- [DATA FOR THE TASK]
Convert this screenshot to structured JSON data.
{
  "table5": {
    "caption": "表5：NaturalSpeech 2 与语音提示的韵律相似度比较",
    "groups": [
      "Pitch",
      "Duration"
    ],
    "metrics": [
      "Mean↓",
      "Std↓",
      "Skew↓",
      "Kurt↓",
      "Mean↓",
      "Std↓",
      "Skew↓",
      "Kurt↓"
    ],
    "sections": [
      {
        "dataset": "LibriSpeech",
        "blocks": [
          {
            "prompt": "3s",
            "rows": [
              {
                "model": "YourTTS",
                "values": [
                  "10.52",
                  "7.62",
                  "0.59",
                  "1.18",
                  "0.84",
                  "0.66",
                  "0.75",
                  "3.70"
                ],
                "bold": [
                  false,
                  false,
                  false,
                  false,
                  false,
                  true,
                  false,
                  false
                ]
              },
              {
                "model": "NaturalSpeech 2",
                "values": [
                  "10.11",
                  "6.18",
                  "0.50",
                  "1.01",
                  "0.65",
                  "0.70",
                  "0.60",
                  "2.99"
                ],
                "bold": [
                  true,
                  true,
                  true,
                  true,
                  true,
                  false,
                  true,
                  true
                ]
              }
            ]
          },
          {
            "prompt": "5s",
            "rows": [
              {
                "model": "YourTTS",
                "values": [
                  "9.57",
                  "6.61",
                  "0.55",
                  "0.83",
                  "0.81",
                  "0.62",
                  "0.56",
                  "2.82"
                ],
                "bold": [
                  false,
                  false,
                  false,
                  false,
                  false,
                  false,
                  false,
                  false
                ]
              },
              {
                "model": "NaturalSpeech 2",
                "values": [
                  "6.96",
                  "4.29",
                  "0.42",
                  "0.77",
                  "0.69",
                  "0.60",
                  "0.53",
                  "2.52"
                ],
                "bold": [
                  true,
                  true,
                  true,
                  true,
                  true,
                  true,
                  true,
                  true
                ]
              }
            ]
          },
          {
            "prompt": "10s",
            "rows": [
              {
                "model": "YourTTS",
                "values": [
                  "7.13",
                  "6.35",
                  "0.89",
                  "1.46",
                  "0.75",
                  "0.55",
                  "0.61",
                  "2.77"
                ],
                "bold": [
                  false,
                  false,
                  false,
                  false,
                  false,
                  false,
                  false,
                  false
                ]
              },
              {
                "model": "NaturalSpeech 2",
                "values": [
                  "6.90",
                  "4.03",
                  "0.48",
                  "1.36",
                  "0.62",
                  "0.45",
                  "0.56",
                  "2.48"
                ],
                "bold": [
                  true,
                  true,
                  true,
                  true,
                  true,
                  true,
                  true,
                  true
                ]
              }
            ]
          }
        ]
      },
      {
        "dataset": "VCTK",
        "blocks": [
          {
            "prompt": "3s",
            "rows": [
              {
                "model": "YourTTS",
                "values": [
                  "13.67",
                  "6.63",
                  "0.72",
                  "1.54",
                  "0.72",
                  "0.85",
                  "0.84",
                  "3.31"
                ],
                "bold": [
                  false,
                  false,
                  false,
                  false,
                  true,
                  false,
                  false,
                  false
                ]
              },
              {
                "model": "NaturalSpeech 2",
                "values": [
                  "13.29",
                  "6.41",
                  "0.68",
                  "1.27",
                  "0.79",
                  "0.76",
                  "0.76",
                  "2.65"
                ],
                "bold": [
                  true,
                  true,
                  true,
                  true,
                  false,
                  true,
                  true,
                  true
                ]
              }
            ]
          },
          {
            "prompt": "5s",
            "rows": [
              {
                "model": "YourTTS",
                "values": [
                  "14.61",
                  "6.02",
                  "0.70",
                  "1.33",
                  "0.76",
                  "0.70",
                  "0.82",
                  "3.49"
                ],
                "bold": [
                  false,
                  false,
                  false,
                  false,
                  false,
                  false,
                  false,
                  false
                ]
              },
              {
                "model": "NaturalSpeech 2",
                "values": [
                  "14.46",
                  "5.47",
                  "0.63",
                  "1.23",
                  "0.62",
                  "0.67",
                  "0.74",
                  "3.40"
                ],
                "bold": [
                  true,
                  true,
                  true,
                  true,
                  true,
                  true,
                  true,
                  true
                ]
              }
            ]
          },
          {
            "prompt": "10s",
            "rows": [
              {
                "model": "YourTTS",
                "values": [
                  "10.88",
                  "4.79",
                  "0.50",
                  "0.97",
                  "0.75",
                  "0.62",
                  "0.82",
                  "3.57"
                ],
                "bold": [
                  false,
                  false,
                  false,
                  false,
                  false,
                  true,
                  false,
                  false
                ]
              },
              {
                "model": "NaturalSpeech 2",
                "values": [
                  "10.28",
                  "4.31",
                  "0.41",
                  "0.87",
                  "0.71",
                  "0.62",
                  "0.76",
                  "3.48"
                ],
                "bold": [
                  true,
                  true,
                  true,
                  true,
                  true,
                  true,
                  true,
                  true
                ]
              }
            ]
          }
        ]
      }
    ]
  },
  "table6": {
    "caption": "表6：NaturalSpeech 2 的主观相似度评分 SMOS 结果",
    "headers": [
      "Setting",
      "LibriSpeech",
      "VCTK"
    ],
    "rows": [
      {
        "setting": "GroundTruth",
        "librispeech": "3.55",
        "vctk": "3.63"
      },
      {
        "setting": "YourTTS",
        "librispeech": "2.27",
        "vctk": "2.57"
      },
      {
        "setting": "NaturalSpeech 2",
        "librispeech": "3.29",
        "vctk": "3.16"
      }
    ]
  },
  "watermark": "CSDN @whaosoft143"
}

- [STATED PROBLEM]
Reproduce each record exactly as it appears.

- [THE ANSWER]
Convert this screenshot to structured JSON data.
{
  "table5": {
    "caption": "表5：NaturalSpeech 2 与语音提示的韵律相似度比较",
    "groups": [
      "Pitch",
      "Duration"
    ],
    "metrics": [
      "Mean↓",
      "Std↓",
      "Skew↓",
      "Kurt↓",
      "Mean↓",
      "Std↓",
      "Skew↓",
      "Kurt↓"
    ],
    "sections": [
      {
        "dataset": "LibriSpeech",
        "blocks": [
          {
            "prompt": "3s",
            "rows": [
              {
                "model": "YourTTS",
                "values": [
                  "10.52",
                  "7.62",
                  "0.59",
                  "1.18",
                  "0.84",
                  "0.66",
                  "0.75",
                  "3.70"
                ],
                "bold": [
                  false,
                  false,
                  false,
                  false,
                  false,
                  true,
                  false,
                  false
                ]
              },
              {
                "model": "NaturalSpeech 2",
                "values": [
                  "10.11",
                  "6.18",
                  "0.50",
                  "1.01",
                  "0.65",
                  "0.70",
                  "0.60",
                  "2.99"
                ],
                "bold": [
                  true,
                  true,
                  true,
                  true,
                  true,
                  false,
                  true,
                  true
                ]
              }
            ]
          },
          {
            "prompt": "5s",
            "rows": [
              {
                "model": "YourTTS",
                "values": [
                  "9.57",
                  "6.61",
                  "0.55",
                  "0.83",
                  "0.81",
                  "0.62",
                  "0.56",
                  "2.82"
                ],
                "bold": [
                  false,
                  false,
                  false,
                  false,
                  false,
                  false,
                  false,
                  false
                ]
              },
              {
                "model": "NaturalSpeech 2",
                "values": [
                  "6.96",
                  "4.29",
                  "0.42",
                  "0.77",
                  "0.69",
                  "0.60",
                  "0.53",
                  "2.52"
                ],
                "bold": [
                  true,
                  true,
                  true,
                  true,
                  true,
                  true,
                  true,
                  true
                ]
              }
            ]
          },
          {
            "prompt": "10s",
            "rows": [
              {
                "model": "YourTTS",
                "values": [
                  "7.13",
                  "6.35",
                  "0.89",
                  "1.46",
                  "0.75",
                  "0.55",
                  "0.61",
                  "2.77"
                ],
                "bold": [
                  false,
                  false,
                  false,
                  false,
                  false,
                  false,
                  false,
                  false
                ]
              },
              {
                "model": "NaturalSpeech 2",
                "values": [
                  "6.90",
                  "4.03",
                  "0.48",
                  "1.36",
                  "0.62",
                  "0.45",
                  "0.56",
                  "2.48"
                ],
                "bold": [
                  true,
                  true,
                  true,
                  true,
                  true,
                  true,
                  true,
                  true
                ]
              }
            ]
          }
        ]
      },
      {
        "dataset": "VCTK",
        "blocks": [
          {
            "prompt": "3s",
            "rows": [
              {
                "model": "YourTTS",
                "values": [
                  "13.67",
                  "6.63",
                  "0.72",
                  "1.54",
                  "0.72",
                  "0.85",
                  "0.84",
                  "3.31"
                ],
                "bold": [
                  false,
                  false,
                  false,
                  false,
                  true,
                  false,
                  false,
                  false
                ]
              },
              {
                "model": "NaturalSpeech 2",
                "values": [
                  "13.29",
                  "6.41",
                  "0.68",
                  "1.27",
                  "0.79",
                  "0.76",
                  "0.76",
                  "2.65"
                ],
                "bold": [
                  true,
                  true,
                  true,
                  true,
                  false,
                  true,
                  true,
                  true
                ]
              }
            ]
          },
          {
            "prompt": "5s",
            "rows": [
              {
                "model": "YourTTS",
                "values": [
                  "14.61",
                  "6.02",
                  "0.70",
                  "1.33",
                  "0.76",
                  "0.70",
                  "0.82",
                  "3.49"
                ],
                "bold": [
                  false,
                  false,
                  false,
                  false,
                  false,
                  false,
                  false,
                  false
                ]
              },
              {
                "model": "NaturalSpeech 2",
                "values": [
                  "14.46",
                  "5.47",
                  "0.63",
                  "1.23",
                  "0.62",
                  "0.67",
                  "0.74",
                  "3.40"
                ],
                "bold": [
                  true,
                  true,
                  true,
                  true,
                  true,
                  true,
                  true,
                  true
                ]
              }
            ]
          },
          {
            "prompt": "10s",
            "rows": [
              {
                "model": "YourTTS",
                "values": [
                  "10.88",
                  "4.79",
                  "0.50",
                  "0.97",
                  "0.75",
                  "0.62",
                  "0.82",
                  "3.57"
                ],
                "bold": [
                  false,
                  false,
                  false,
                  false,
                  false,
                  true,
                  false,
                  false
                ]
              },
              {
                "model": "NaturalSpeech 2",
                "values": [
                  "10.28",
                  "4.31",
                  "0.41",
                  "0.87",
                  "0.71",
                  "0.62",
                  "0.76",
                  "3.48"
                ],
                "bold": [
                  true,
                  true,
                  true,
                  true,
                  true,
                  true,
                  true,
                  true
                ]
              }
            ]
          }
        ]
      }
    ]
  },
  "table6": {
    "caption": "表6：NaturalSpeech 2 的主观相似度评分 SMOS 结果",
    "headers": [
      "Setting",
      "LibriSpeech",
      "VCTK"
    ],
    "rows": [
      {
        "setting": "GroundTruth",
        "librispeech": "3.55",
        "vctk": "3.63"
      },
      {
        "setting": "YourTTS",
        "librispeech": "2.27",
        "vctk": "2.57"
      },
      {
        "setting": "NaturalSpeech 2",
        "librispeech": "3.29",
        "vctk": "3.16"
      }
    ]
  },
  "watermark": "CSDN @whaosoft143"
}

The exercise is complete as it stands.